GOAL OF THE EXERCISE: Extract the full listing verbatim and drop any pictures from your copy.
[START OF INPUT FOR THIS TASK]
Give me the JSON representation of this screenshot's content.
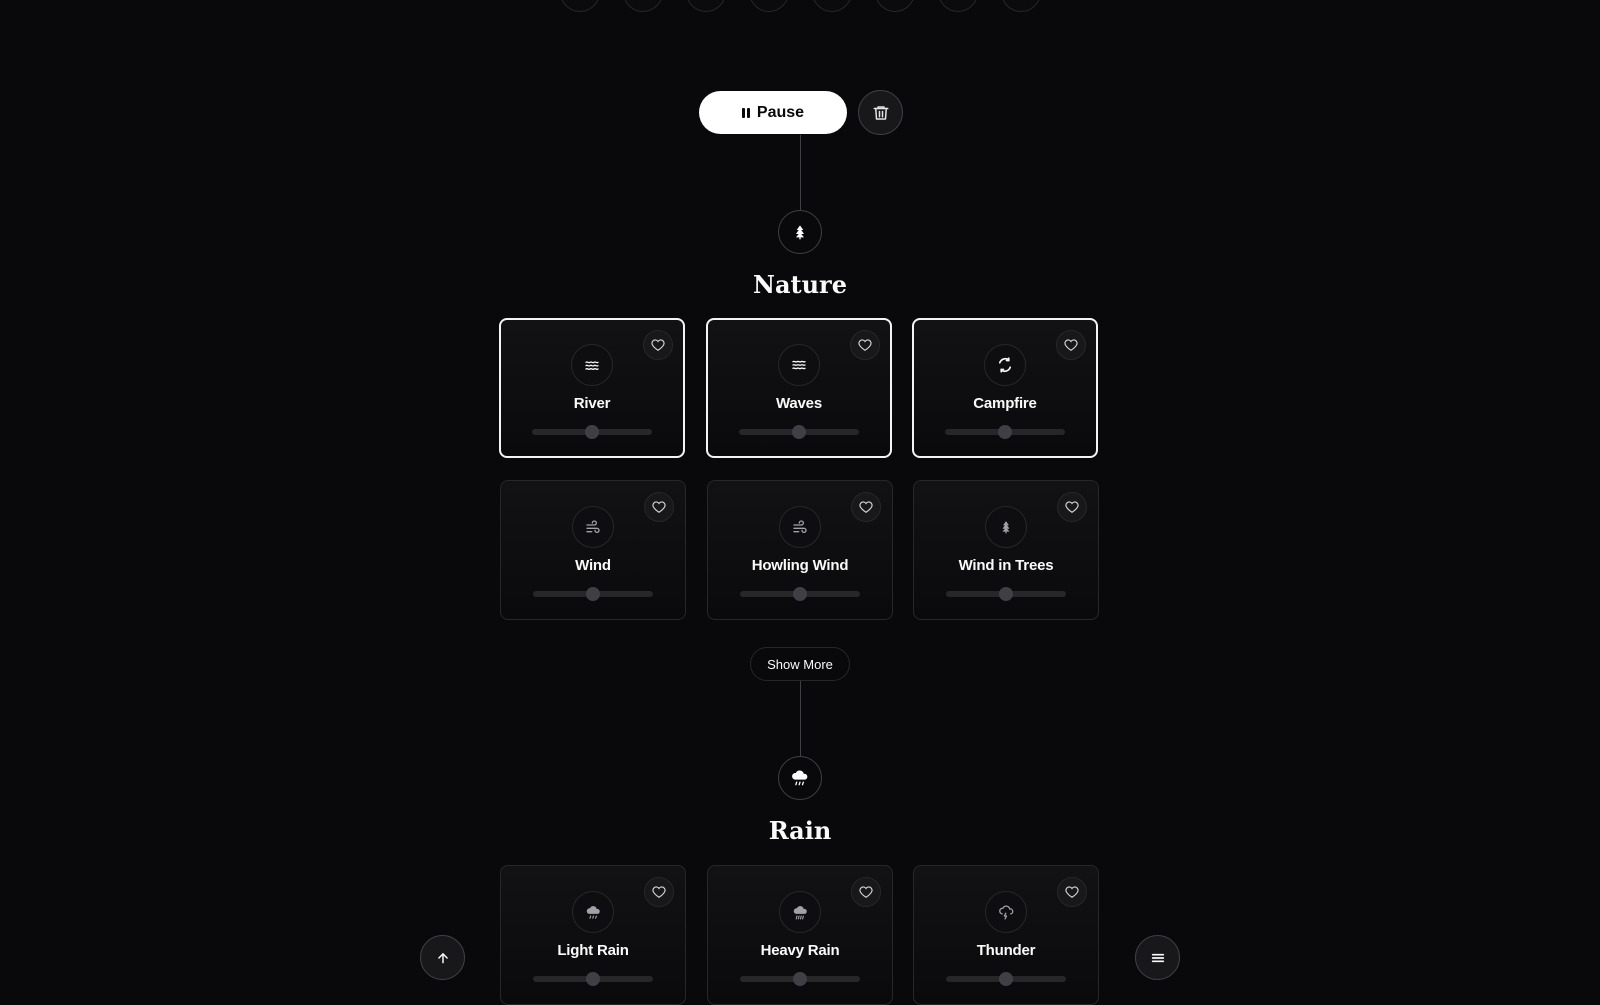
{
  "player": {
    "pause_label": "Pause"
  },
  "categories": [
    {
      "title": "Nature",
      "icon": "tree-icon",
      "show_more_label": "Show More",
      "sounds": [
        {
          "label": "River",
          "icon": "river-icon",
          "active": true,
          "volume": 0.5
        },
        {
          "label": "Waves",
          "icon": "waves-icon",
          "active": true,
          "volume": 0.5
        },
        {
          "label": "Campfire",
          "icon": "campfire-icon",
          "active": true,
          "volume": 0.5
        },
        {
          "label": "Wind",
          "icon": "wind-icon",
          "active": false,
          "volume": 0.5
        },
        {
          "label": "Howling Wind",
          "icon": "wind-icon",
          "active": false,
          "volume": 0.5
        },
        {
          "label": "Wind in Trees",
          "icon": "tree-icon",
          "active": false,
          "volume": 0.5
        }
      ]
    },
    {
      "title": "Rain",
      "icon": "cloud-rain-icon",
      "sounds": [
        {
          "label": "Light Rain",
          "icon": "cloud-rain-icon",
          "active": false,
          "volume": 0.5
        },
        {
          "label": "Heavy Rain",
          "icon": "cloud-rain-icon",
          "active": false,
          "volume": 0.5
        },
        {
          "label": "Thunder",
          "icon": "cloud-lightning-icon",
          "active": false,
          "volume": 0.5
        }
      ]
    }
  ]
}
[END OF INPUT FOR THIS TASK]
WRITTEN SOLUTION:
Give me the JSON representation of this screenshot's content.
{
  "player": {
    "pause_label": "Pause"
  },
  "categories": [
    {
      "title": "Nature",
      "icon": "tree-icon",
      "show_more_label": "Show More",
      "sounds": [
        {
          "label": "River",
          "icon": "river-icon",
          "active": true,
          "volume": 0.5
        },
        {
          "label": "Waves",
          "icon": "waves-icon",
          "active": true,
          "volume": 0.5
        },
        {
          "label": "Campfire",
          "icon": "campfire-icon",
          "active": true,
          "volume": 0.5
        },
        {
          "label": "Wind",
          "icon": "wind-icon",
          "active": false,
          "volume": 0.5
        },
        {
          "label": "Howling Wind",
          "icon": "wind-icon",
          "active": false,
          "volume": 0.5
        },
        {
          "label": "Wind in Trees",
          "icon": "tree-icon",
          "active": false,
          "volume": 0.5
        }
      ]
    },
    {
      "title": "Rain",
      "icon": "cloud-rain-icon",
      "sounds": [
        {
          "label": "Light Rain",
          "icon": "cloud-rain-icon",
          "active": false,
          "volume": 0.5
        },
        {
          "label": "Heavy Rain",
          "icon": "cloud-rain-icon",
          "active": false,
          "volume": 0.5
        },
        {
          "label": "Thunder",
          "icon": "cloud-lightning-icon",
          "active": false,
          "volume": 0.5
        }
      ]
    }
  ]
}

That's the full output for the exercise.